### Task to carry out:
Omit every picture, then give all the entries again exactly.

### Raw data:
• • •
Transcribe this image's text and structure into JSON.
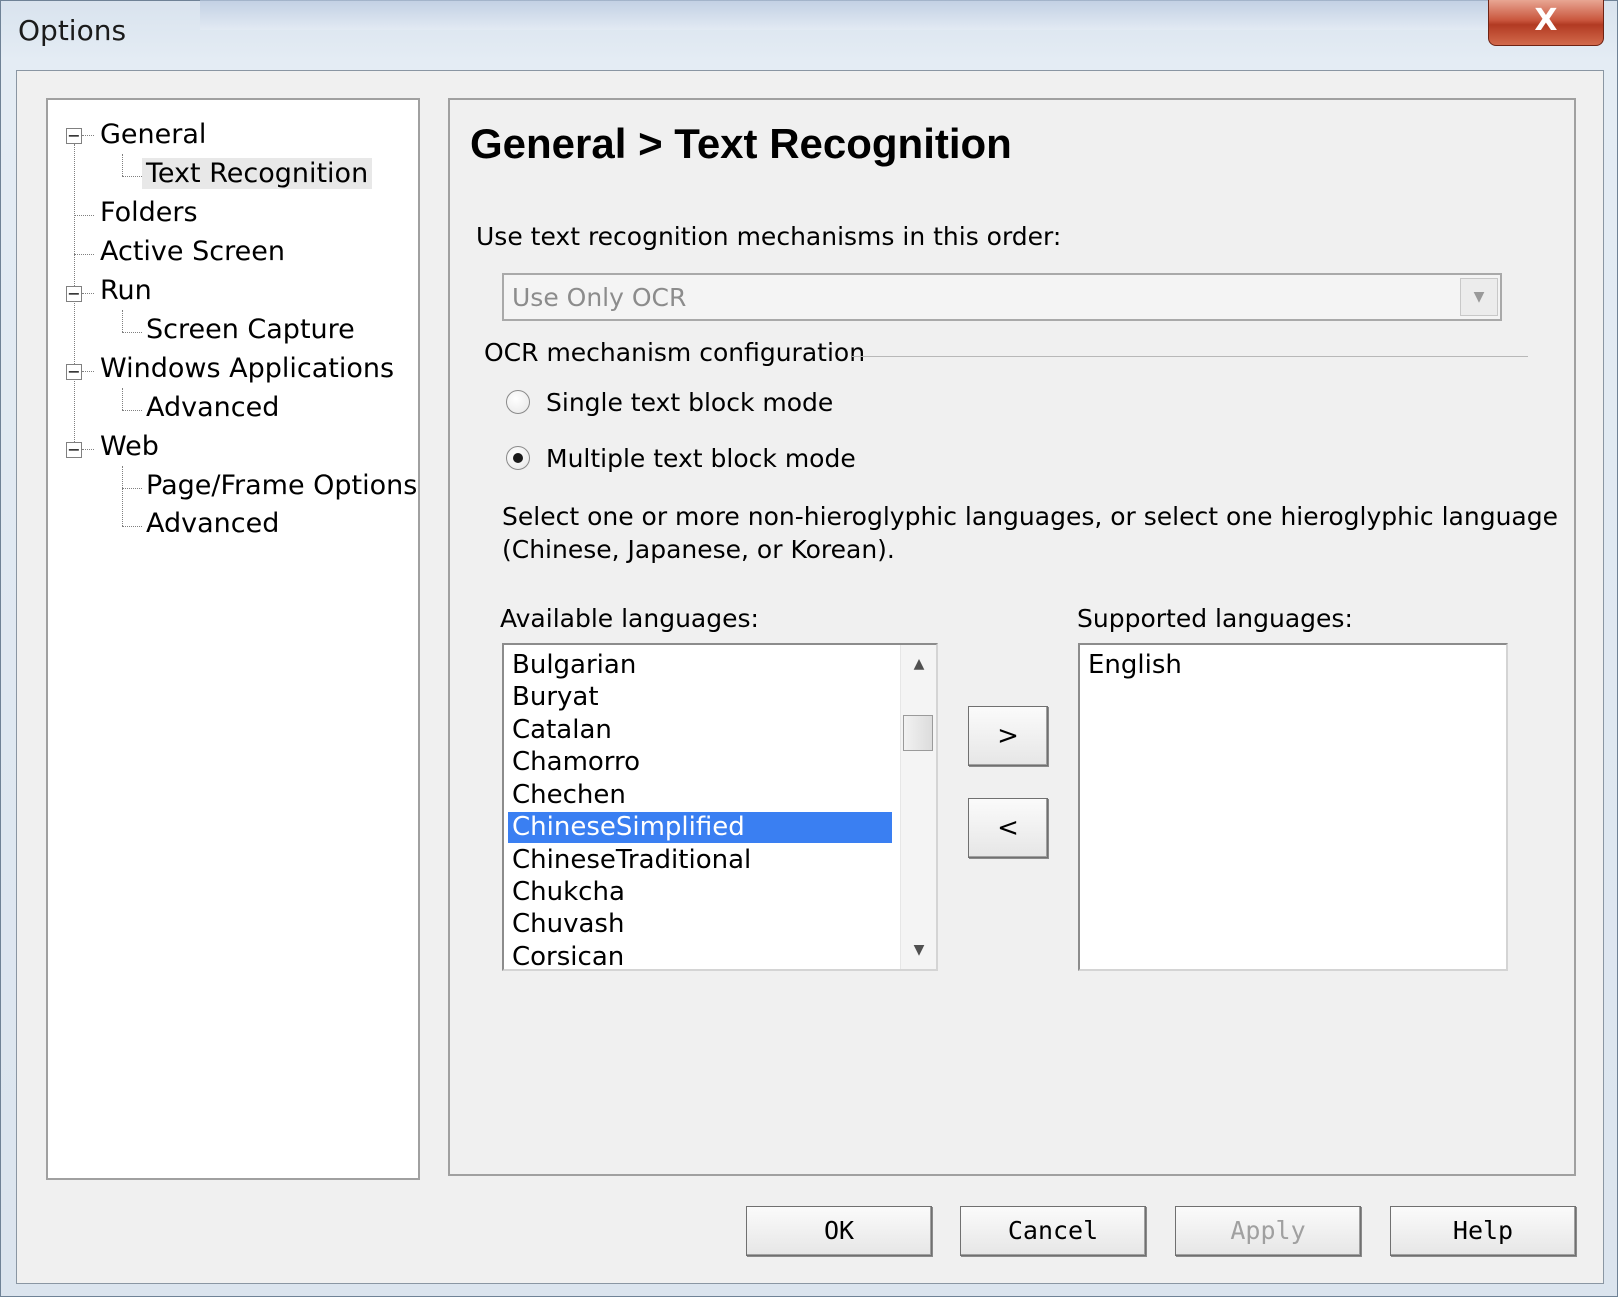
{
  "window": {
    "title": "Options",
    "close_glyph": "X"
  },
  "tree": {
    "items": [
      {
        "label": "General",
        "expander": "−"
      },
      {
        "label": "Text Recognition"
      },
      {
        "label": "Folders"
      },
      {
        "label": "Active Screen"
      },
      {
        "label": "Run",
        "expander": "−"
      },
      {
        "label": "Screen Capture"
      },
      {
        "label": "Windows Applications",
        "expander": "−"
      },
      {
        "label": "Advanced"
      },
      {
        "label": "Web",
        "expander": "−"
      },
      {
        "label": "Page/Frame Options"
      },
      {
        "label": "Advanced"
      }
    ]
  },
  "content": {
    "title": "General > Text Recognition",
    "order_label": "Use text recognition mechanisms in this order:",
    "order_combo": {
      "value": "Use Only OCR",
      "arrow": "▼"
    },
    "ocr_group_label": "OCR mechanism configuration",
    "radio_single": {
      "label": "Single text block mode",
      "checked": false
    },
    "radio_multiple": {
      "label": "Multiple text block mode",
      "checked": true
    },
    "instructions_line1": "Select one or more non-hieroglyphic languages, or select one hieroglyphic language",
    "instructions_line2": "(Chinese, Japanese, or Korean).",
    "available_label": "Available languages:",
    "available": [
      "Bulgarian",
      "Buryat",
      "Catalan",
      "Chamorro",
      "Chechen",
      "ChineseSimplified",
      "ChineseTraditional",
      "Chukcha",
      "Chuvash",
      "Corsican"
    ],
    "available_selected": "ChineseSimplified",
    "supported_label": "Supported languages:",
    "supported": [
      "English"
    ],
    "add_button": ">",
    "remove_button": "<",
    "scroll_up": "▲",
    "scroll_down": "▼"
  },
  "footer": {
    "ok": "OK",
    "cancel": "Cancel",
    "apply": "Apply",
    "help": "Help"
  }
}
• • •
### Reply to the task:
Transcribe this image's text and structure into JSON.
{
  "window": {
    "title": "Options",
    "close_glyph": "X"
  },
  "tree": {
    "items": [
      {
        "label": "General",
        "expander": "−"
      },
      {
        "label": "Text Recognition"
      },
      {
        "label": "Folders"
      },
      {
        "label": "Active Screen"
      },
      {
        "label": "Run",
        "expander": "−"
      },
      {
        "label": "Screen Capture"
      },
      {
        "label": "Windows Applications",
        "expander": "−"
      },
      {
        "label": "Advanced"
      },
      {
        "label": "Web",
        "expander": "−"
      },
      {
        "label": "Page/Frame Options"
      },
      {
        "label": "Advanced"
      }
    ]
  },
  "content": {
    "title": "General > Text Recognition",
    "order_label": "Use text recognition mechanisms in this order:",
    "order_combo": {
      "value": "Use Only OCR",
      "arrow": "▼"
    },
    "ocr_group_label": "OCR mechanism configuration",
    "radio_single": {
      "label": "Single text block mode",
      "checked": false
    },
    "radio_multiple": {
      "label": "Multiple text block mode",
      "checked": true
    },
    "instructions_line1": "Select one or more non-hieroglyphic languages, or select one hieroglyphic language",
    "instructions_line2": "(Chinese, Japanese, or Korean).",
    "available_label": "Available languages:",
    "available": [
      "Bulgarian",
      "Buryat",
      "Catalan",
      "Chamorro",
      "Chechen",
      "ChineseSimplified",
      "ChineseTraditional",
      "Chukcha",
      "Chuvash",
      "Corsican"
    ],
    "available_selected": "ChineseSimplified",
    "supported_label": "Supported languages:",
    "supported": [
      "English"
    ],
    "add_button": ">",
    "remove_button": "<",
    "scroll_up": "▲",
    "scroll_down": "▼"
  },
  "footer": {
    "ok": "OK",
    "cancel": "Cancel",
    "apply": "Apply",
    "help": "Help"
  }
}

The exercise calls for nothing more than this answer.